* _Exercise objective_:
From the entries below, gather each line containing the word "Vater".

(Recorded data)
'''

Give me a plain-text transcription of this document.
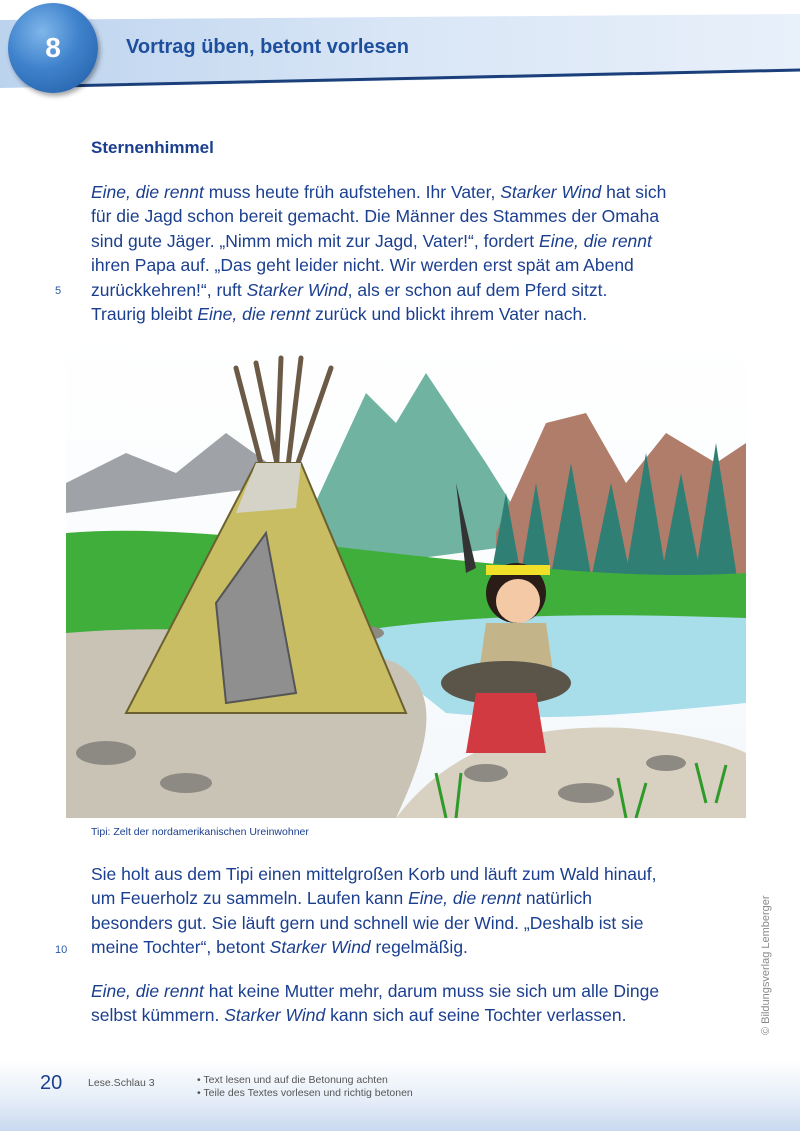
8	Vortrag üben, betont vorlesen
Sternenhimmel
Eine, die rennt muss heute früh aufstehen. Ihr Vater, Starker Wind hat sich
für die Jagd schon bereit gemacht. Die Männer des Stammes der Omaha
sind gute Jäger. „Nimm mich mit zur Jagd, Vater!“, fordert Eine, die rennt
ihren Papa auf. „Das geht leider nicht. Wir werden erst spät am Abend
zurückkehren!“, ruft Starker Wind, als er schon auf dem Pferd sitzt.
Traurig bleibt Eine, die rennt zurück und blickt ihrem Vater nach.
5
Tipi: Zelt der nordamerikanischen Ureinwohner
Sie holt aus dem Tipi einen mittelgroßen Korb und läuft zum Wald hinauf,
um Feuerholz zu sammeln. Laufen kann Eine, die rennt natürlich
besonders gut. Sie läuft gern und schnell wie der Wind. „Deshalb ist sie
meine Tochter“, betont Starker Wind regelmäßig.
10
Eine, die rennt hat keine Mutter mehr, darum muss sie sich um alle Dinge
selbst kümmern. Starker Wind kann sich auf seine Tochter verlassen.	© Bildungsverlag Lemberger
20 Lese.Schlau 3	• Text lesen und auf die Betonung achten
• Teile des Textes vorlesen und richtig betonen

'''

* _Response to this exercise_:
Eine, die rennt muss heute früh aufstehen. Ihr Vater, Starker Wind hat sich
sind gute Jäger. „Nimm mich mit zur Jagd, Vater!“, fordert Eine, die rennt
Traurig bleibt Eine, die rennt zurück und blickt ihrem Vater nach.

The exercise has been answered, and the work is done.